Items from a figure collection

++++++++++++++++++++

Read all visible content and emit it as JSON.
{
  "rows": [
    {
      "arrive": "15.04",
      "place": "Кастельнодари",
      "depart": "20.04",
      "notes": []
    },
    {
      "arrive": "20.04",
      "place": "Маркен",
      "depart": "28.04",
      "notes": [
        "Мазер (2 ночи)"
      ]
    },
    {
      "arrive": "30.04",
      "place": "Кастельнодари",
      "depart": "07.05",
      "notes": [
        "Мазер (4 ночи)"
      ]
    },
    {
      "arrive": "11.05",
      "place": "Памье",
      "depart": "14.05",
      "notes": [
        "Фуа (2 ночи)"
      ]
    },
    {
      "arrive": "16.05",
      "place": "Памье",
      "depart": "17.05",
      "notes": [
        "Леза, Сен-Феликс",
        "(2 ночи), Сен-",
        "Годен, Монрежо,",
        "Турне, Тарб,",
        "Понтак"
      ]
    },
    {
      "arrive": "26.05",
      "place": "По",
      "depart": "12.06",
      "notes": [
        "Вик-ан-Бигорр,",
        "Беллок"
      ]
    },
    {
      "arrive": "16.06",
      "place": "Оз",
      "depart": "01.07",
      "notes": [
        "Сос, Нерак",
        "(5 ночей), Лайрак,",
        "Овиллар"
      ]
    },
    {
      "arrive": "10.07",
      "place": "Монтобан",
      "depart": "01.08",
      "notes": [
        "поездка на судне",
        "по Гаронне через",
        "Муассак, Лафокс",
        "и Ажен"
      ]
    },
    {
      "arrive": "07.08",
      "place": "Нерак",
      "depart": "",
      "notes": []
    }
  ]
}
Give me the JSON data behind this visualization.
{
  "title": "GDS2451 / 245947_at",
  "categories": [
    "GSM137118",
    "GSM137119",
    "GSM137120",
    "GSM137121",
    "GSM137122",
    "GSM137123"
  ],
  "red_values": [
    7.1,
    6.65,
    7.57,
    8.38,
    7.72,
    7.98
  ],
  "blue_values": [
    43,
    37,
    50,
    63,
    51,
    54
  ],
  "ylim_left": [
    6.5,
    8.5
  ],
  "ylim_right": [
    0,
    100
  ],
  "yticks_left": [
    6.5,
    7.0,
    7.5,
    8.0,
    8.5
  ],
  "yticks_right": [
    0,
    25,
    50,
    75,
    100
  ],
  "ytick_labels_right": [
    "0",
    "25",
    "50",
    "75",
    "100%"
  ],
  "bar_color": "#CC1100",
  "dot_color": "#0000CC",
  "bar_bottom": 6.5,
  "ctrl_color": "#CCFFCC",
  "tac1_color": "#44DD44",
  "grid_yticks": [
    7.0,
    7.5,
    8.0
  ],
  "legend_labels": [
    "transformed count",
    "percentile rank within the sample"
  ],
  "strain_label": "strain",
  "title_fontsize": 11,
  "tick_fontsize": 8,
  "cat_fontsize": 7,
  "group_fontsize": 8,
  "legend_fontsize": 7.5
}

++++++++++++++++++++

▶ Requirements
Say how many lines of the data include the word "depart". Nothing other than the number should be given.

▶ Worked solution
9